>> Start Data section

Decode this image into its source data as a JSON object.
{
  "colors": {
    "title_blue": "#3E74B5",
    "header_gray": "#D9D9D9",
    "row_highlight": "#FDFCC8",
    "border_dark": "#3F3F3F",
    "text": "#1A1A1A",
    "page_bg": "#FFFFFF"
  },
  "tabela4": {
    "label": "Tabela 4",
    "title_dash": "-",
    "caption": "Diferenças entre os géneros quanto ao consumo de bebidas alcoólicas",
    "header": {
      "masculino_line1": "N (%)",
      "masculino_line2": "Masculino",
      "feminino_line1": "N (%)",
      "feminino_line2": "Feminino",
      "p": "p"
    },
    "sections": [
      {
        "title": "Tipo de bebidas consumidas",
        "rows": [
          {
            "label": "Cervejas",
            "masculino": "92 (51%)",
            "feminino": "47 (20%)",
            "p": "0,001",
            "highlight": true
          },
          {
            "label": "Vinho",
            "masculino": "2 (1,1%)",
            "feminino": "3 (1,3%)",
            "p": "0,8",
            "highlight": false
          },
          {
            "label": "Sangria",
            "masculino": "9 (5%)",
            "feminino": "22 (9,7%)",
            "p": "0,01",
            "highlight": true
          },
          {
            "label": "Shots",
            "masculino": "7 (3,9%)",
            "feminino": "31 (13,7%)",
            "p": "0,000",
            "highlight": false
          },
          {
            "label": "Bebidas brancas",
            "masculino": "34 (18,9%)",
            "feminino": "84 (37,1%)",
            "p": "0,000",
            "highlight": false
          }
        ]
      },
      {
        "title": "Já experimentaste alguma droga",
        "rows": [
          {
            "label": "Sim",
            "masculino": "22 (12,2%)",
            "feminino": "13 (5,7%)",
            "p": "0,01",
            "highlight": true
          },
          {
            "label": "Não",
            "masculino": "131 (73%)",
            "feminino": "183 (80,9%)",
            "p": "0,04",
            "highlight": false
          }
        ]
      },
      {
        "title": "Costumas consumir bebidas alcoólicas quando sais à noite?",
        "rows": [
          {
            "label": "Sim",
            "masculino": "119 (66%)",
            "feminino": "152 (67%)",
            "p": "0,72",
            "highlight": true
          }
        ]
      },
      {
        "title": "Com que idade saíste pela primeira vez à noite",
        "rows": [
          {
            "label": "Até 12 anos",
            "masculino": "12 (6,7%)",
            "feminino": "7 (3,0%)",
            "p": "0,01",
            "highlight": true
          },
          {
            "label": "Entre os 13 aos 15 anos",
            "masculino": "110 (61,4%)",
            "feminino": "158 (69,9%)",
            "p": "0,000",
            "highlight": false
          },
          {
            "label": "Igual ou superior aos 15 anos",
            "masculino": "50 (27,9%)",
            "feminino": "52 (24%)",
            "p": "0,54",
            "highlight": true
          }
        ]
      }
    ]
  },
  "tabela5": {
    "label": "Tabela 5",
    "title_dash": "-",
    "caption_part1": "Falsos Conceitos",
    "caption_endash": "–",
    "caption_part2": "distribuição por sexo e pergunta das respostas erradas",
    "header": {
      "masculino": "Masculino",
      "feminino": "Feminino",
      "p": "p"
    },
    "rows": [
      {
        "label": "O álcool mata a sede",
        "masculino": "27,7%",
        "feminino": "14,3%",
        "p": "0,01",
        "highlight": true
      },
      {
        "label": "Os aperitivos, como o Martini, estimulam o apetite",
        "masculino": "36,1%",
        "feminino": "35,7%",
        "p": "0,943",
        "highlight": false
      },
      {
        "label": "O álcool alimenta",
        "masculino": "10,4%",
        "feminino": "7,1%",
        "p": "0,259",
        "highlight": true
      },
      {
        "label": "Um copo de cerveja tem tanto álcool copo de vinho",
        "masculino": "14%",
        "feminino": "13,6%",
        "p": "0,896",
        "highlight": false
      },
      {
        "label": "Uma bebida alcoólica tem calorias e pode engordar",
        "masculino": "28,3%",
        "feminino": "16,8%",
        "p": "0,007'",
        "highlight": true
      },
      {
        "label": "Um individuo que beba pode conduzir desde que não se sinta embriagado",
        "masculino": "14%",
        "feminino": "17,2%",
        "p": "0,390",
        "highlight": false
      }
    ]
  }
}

>> End Data section

*Exercise objective*: Give all the records again. Match them exactly.

*Exercise result*:
Decode this image into its source data as a JSON object.
{
  "colors": {
    "title_blue": "#3E74B5",
    "header_gray": "#D9D9D9",
    "row_highlight": "#FDFCC8",
    "border_dark": "#3F3F3F",
    "text": "#1A1A1A",
    "page_bg": "#FFFFFF"
  },
  "tabela4": {
    "label": "Tabela 4",
    "title_dash": "-",
    "caption": "Diferenças entre os géneros quanto ao consumo de bebidas alcoólicas",
    "header": {
      "masculino_line1": "N (%)",
      "masculino_line2": "Masculino",
      "feminino_line1": "N (%)",
      "feminino_line2": "Feminino",
      "p": "p"
    },
    "sections": [
      {
        "title": "Tipo de bebidas consumidas",
        "rows": [
          {
            "label": "Cervejas",
            "masculino": "92 (51%)",
            "feminino": "47 (20%)",
            "p": "0,001",
            "highlight": true
          },
          {
            "label": "Vinho",
            "masculino": "2 (1,1%)",
            "feminino": "3 (1,3%)",
            "p": "0,8",
            "highlight": false
          },
          {
            "label": "Sangria",
            "masculino": "9 (5%)",
            "feminino": "22 (9,7%)",
            "p": "0,01",
            "highlight": true
          },
          {
            "label": "Shots",
            "masculino": "7 (3,9%)",
            "feminino": "31 (13,7%)",
            "p": "0,000",
            "highlight": false
          },
          {
            "label": "Bebidas brancas",
            "masculino": "34 (18,9%)",
            "feminino": "84 (37,1%)",
            "p": "0,000",
            "highlight": false
          }
        ]
      },
      {
        "title": "Já experimentaste alguma droga",
        "rows": [
          {
            "label": "Sim",
            "masculino": "22 (12,2%)",
            "feminino": "13 (5,7%)",
            "p": "0,01",
            "highlight": true
          },
          {
            "label": "Não",
            "masculino": "131 (73%)",
            "feminino": "183 (80,9%)",
            "p": "0,04",
            "highlight": false
          }
        ]
      },
      {
        "title": "Costumas consumir bebidas alcoólicas quando sais à noite?",
        "rows": [
          {
            "label": "Sim",
            "masculino": "119 (66%)",
            "feminino": "152 (67%)",
            "p": "0,72",
            "highlight": true
          }
        ]
      },
      {
        "title": "Com que idade saíste pela primeira vez à noite",
        "rows": [
          {
            "label": "Até 12 anos",
            "masculino": "12 (6,7%)",
            "feminino": "7 (3,0%)",
            "p": "0,01",
            "highlight": true
          },
          {
            "label": "Entre os 13 aos 15 anos",
            "masculino": "110 (61,4%)",
            "feminino": "158 (69,9%)",
            "p": "0,000",
            "highlight": false
          },
          {
            "label": "Igual ou superior aos 15 anos",
            "masculino": "50 (27,9%)",
            "feminino": "52 (24%)",
            "p": "0,54",
            "highlight": true
          }
        ]
      }
    ]
  },
  "tabela5": {
    "label": "Tabela 5",
    "title_dash": "-",
    "caption_part1": "Falsos Conceitos",
    "caption_endash": "–",
    "caption_part2": "distribuição por sexo e pergunta das respostas erradas",
    "header": {
      "masculino": "Masculino",
      "feminino": "Feminino",
      "p": "p"
    },
    "rows": [
      {
        "label": "O álcool mata a sede",
        "masculino": "27,7%",
        "feminino": "14,3%",
        "p": "0,01",
        "highlight": true
      },
      {
        "label": "Os aperitivos, como o Martini, estimulam o apetite",
        "masculino": "36,1%",
        "feminino": "35,7%",
        "p": "0,943",
        "highlight": false
      },
      {
        "label": "O álcool alimenta",
        "masculino": "10,4%",
        "feminino": "7,1%",
        "p": "0,259",
        "highlight": true
      },
      {
        "label": "Um copo de cerveja tem tanto álcool copo de vinho",
        "masculino": "14%",
        "feminino": "13,6%",
        "p": "0,896",
        "highlight": false
      },
      {
        "label": "Uma bebida alcoólica tem calorias e pode engordar",
        "masculino": "28,3%",
        "feminino": "16,8%",
        "p": "0,007'",
        "highlight": true
      },
      {
        "label": "Um individuo que beba pode conduzir desde que não se sinta embriagado",
        "masculino": "14%",
        "feminino": "17,2%",
        "p": "0,390",
        "highlight": false
      }
    ]
  }
}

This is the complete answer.